Stored data entries:

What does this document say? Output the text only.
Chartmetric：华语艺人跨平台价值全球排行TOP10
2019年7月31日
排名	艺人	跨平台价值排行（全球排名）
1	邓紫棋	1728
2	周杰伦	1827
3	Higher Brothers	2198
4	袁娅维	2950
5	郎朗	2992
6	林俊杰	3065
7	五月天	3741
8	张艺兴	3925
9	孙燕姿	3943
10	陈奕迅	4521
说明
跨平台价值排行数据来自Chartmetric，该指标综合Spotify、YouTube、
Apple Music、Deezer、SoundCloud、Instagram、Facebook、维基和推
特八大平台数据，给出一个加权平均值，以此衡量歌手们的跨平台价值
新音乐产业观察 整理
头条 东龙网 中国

WHAT TO DO
Transcribe every record above exactly as it appears.

RESULT OF THIS TASK
What does this document say? Output the text only.
Chartmetric：华语艺人跨平台价值全球排行TOP10
2019年7月31日
排名	艺人	跨平台价值排行（全球排名）
1	邓紫棋	1728
2	周杰伦	1827
3	Higher Brothers	2198
4	袁娅维	2950
5	郎朗	2992
6	林俊杰	3065
7	五月天	3741
8	张艺兴	3925
9	孙燕姿	3943
10	陈奕迅	4521
说明
跨平台价值排行数据来自Chartmetric，该指标综合Spotify、YouTube、
Apple Music、Deezer、SoundCloud、Instagram、Facebook、维基和推
特八大平台数据，给出一个加权平均值，以此衡量歌手们的跨平台价值
新音乐产业观察 整理
头条 东龙网 中国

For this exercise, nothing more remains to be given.